— BEGIN INPUT ROWS —

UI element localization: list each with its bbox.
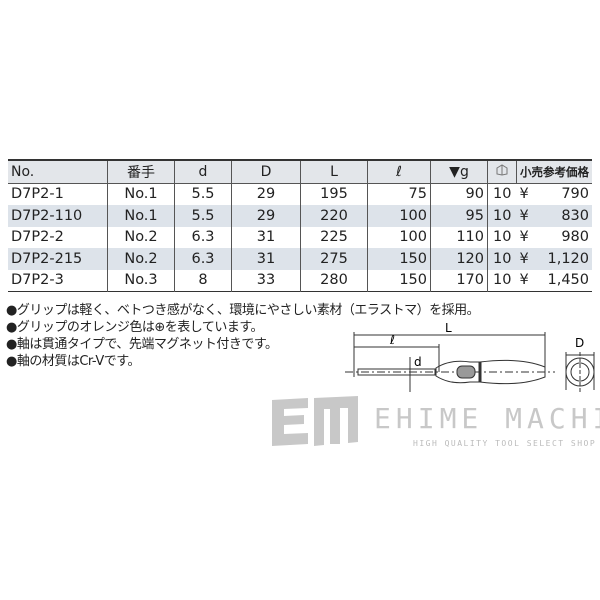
cell-l: 75 [367,183,431,205]
cell-D: 29 [231,183,301,205]
cell-L: 280 [300,269,368,292]
cell-D: 31 [231,226,301,248]
header-d: d [174,160,232,184]
cell-price: 790 [561,186,589,203]
header-price: 小売参考価格 [516,160,592,184]
header-L: L [300,160,368,184]
em-logo-mark-icon [272,396,358,446]
label-L: L [445,322,452,335]
cell-model-no: D7P2-110 [8,205,108,227]
cell-D: 31 [231,248,301,270]
box-icon [487,160,517,184]
cell-weight: 110 [430,226,488,248]
cell-qty: 10 [487,248,517,270]
cell-L: 220 [300,205,368,227]
cell-D: 29 [231,205,301,227]
cell-size: No.2 [107,248,175,270]
table-row: D7P2-1 No.1 5.5 29 195 75 90 10 ¥790 [8,183,592,205]
cell-L: 275 [300,248,368,270]
table-row: D7P2-3 No.3 8 33 280 150 170 10 ¥1,450 [8,269,592,292]
cell-d: 8 [174,269,232,292]
cell-weight: 170 [430,269,488,292]
cell-yen: ¥ [519,229,529,246]
cell-d: 5.5 [174,205,232,227]
cell-model-no: D7P2-2 [11,229,64,246]
cell-size: No.1 [107,183,175,205]
cell-qty: 10 [487,269,517,292]
note-4: ●軸の材質はCr-Vです。 [6,354,140,369]
note-1: ●グリップは軽く、ベトつき感がなく、環境にやさしい素材（エラストマ）を採用。 [6,303,480,318]
cell-size: No.2 [107,226,175,248]
cell-price: 980 [561,229,589,246]
note-2: ●グリップのオレンジ色は⊕を表しています。 [6,320,264,335]
cell-d: 5.5 [174,183,232,205]
cell-l: 100 [367,205,431,227]
cell-l: 150 [367,269,431,292]
cell-weight: 90 [430,183,488,205]
cell-qty: 10 [487,205,517,227]
cell-D: 33 [231,269,301,292]
cell-size: No.3 [107,269,175,292]
cell-qty: 10 [487,226,517,248]
logo-tagline: HIGH QUALITY TOOL SELECT SHOP [413,439,596,448]
notes: ●グリップは軽く、ベトつき感がなく、環境にやさしい素材（エラストマ）を採用。 ●… [6,302,480,370]
cell-qty: 10 [487,183,517,205]
label-d: d [414,355,422,369]
cell-yen: ¥ [519,272,529,289]
ehime-machine-logo: EHIME MACHINE HIGH QUALITY TOOL SELECT S… [272,396,600,448]
header-D: D [231,160,301,184]
table-row: D7P2-215 No.2 6.3 31 275 150 120 10 ¥1,120 [8,248,592,270]
header-size: 番手 [107,160,175,184]
cell-model-no: D7P2-215 [8,248,108,270]
table-row: D7P2-110 No.1 5.5 29 220 100 95 10 ¥830 [8,205,592,227]
cell-yen: ¥ [516,205,535,227]
screwdriver-diagram: L ℓ d D [345,322,595,394]
label-l: ℓ [389,333,395,347]
cell-weight: 120 [430,248,488,270]
header-no: No. [8,160,108,184]
note-3: ●軸は貫通タイプで、先端マグネット付きです。 [6,337,278,352]
cell-d: 6.3 [174,248,232,270]
label-D: D [575,336,584,350]
cell-weight: 95 [430,205,488,227]
logo-name: EHIME MACHINE [374,402,600,435]
cell-size: No.1 [107,205,175,227]
cell-yen: ¥ [519,186,529,203]
cell-L: 225 [300,226,368,248]
cell-price: 830 [534,205,592,227]
cell-yen: ¥ [516,248,535,270]
cell-l: 100 [367,226,431,248]
header-weight: ▼g [430,160,488,184]
cell-price: 1,450 [547,272,589,289]
table-row: D7P2-2 No.2 6.3 31 225 100 110 10 ¥980 [8,226,592,248]
cell-d: 6.3 [174,226,232,248]
header-l: ℓ [367,160,431,184]
cell-model-no: D7P2-1 [11,186,64,203]
cell-l: 150 [367,248,431,270]
spec-table: No. 番手 d D L ℓ ▼g 小売参考価格 D7P2-1 No.1 5.5 29… [8,159,592,292]
cell-L: 195 [300,183,368,205]
cell-price: 1,120 [534,248,592,270]
cell-model-no: D7P2-3 [11,272,64,289]
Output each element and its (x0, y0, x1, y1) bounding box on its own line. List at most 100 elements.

— END INPUT ROWS —

◆ **GIVEN INSTRUCTION**
Turn all of the lines above into a numbered list, skipping any blank lines and leaving out the pictures.

◆ **SOLUTION TO THIS EXERCISE**
1. UI element localization: list each with its bbox.
2. cell-l: 75 [367,183,431,205]
3. cell-D: 29 [231,183,301,205]
4. cell-L: 280 [300,269,368,292]
5. cell-D: 31 [231,226,301,248]
6. header-d: d [174,160,232,184]
7. cell-price: 790 [561,186,589,203]
8. header-price: 小売参考価格 [516,160,592,184]
9. header-L: L [300,160,368,184]
10. em-logo-mark-icon [272,396,358,446]
11. label-L: L [445,322,452,335]
12. cell-model-no: D7P2-110 [8,205,108,227]
13. cell-D: 31 [231,248,301,270]
14. box-icon [487,160,517,184]
15. cell-weight: 110 [430,226,488,248]
16. cell-qty: 10 [487,248,517,270]
17. cell-L: 220 [300,205,368,227]
18. cell-D: 29 [231,205,301,227]
19. cell-size: No.2 [107,248,175,270]
20. table-row: D7P2-1 No.1 5.5 29 195 75 90 10 ¥790 [8,183,592,205]
21. cell-L: 275 [300,248,368,270]
22. table-row: D7P2-3 No.3 8 33 280 150 170 10 ¥1,450 [8,269,592,292]
23. cell-d: 8 [174,269,232,292]
24. cell-weight: 170 [430,269,488,292]
25. cell-yen: ¥ [519,229,529,246]
26. cell-d: 5.5 [174,205,232,227]
27. cell-model-no: D7P2-2 [11,229,64,246]
28. cell-size: No.1 [107,183,175,205]
29. cell-qty: 10 [487,269,517,292]
30. note-4: ●軸の材質はCr-Vです。 [6,354,140,369]
31. note-1: ●グリップは軽く、ベトつき感がなく、環境にやさしい素材（エラストマ）を採用。 [6,303,480,318]
32. cell-size: No.2 [107,226,175,248]
33. cell-price: 980 [561,229,589,246]
34. note-2: ●グリップのオレンジ色は⊕を表しています。 [6,320,264,335]
35. cell-d: 5.5 [174,183,232,205]
36. cell-l: 100 [367,205,431,227]
37. cell-l: 150 [367,269,431,292]
38. cell-weight: 90 [430,183,488,205]
39. cell-qty: 10 [487,205,517,227]
40. cell-D: 33 [231,269,301,292]
41. cell-size: No.3 [107,269,175,292]
42. cell-qty: 10 [487,226,517,248]
43. logo-tagline: HIGH QUALITY TOOL SELECT SHOP [413,439,596,448]
44. notes: ●グリップは軽く、ベトつき感がなく、環境にやさしい素材（エラストマ）を採用。 ●… [6,302,480,370]
45. cell-qty: 10 [487,183,517,205]
46. label-d: d [414,355,422,369]
47. cell-yen: ¥ [519,272,529,289]
48. ehime-machine-logo: EHIME MACHINE HIGH QUALITY TOOL SELECT S… [272,396,600,448]
49. header-D: D [231,160,301,184]
50. table-row: D7P2-215 No.2 6.3 31 275 150 120 10 ¥1,120 [8,248,592,270]
51. header-size: 番手 [107,160,175,184]
52. cell-model-no: D7P2-215 [8,248,108,270]
53. table-row: D7P2-110 No.1 5.5 29 220 100 95 10 ¥830 [8,205,592,227]
54. cell-yen: ¥ [516,205,535,227]
55. screwdriver-diagram: L ℓ d D [345,322,595,394]
56. label-l: ℓ [389,333,395,347]
57. cell-weight: 120 [430,248,488,270]
58. header-no: No. [8,160,108,184]
59. note-3: ●軸は貫通タイプで、先端マグネット付きです。 [6,337,278,352]
60. cell-d: 6.3 [174,248,232,270]
61. label-D: D [575,336,584,350]
62. cell-weight: 95 [430,205,488,227]
63. logo-name: EHIME MACHINE [374,402,600,435]
64. cell-size: No.1 [107,205,175,227]
65. cell-yen: ¥ [519,186,529,203]
66. cell-L: 225 [300,226,368,248]
67. cell-price: 830 [534,205,592,227]
68. cell-yen: ¥ [516,248,535,270]
69. cell-l: 100 [367,226,431,248]
70. header-weight: ▼g [430,160,488,184]
71. cell-price: 1,450 [547,272,589,289]
72. table-row: D7P2-2 No.2 6.3 31 225 100 110 10 ¥980 [8,226,592,248]
73. cell-d: 6.3 [174,226,232,248]
74. header-l: ℓ [367,160,431,184]
75. cell-model-no: D7P2-1 [11,186,64,203]
76. cell-l: 150 [367,248,431,270]
77. spec-table: No. 番手 d D L ℓ ▼g 小売参考価格 D7P2-1 No.1 5.5 29… [8,159,592,292]
78. cell-L: 195 [300,183,368,205]
79. cell-price: 1,120 [534,248,592,270]
80. cell-model-no: D7P2-3 [11,272,64,289]
81. Output each element and its (x0, y0, x1, y1) bounding box on its own line. List at most 100 elements.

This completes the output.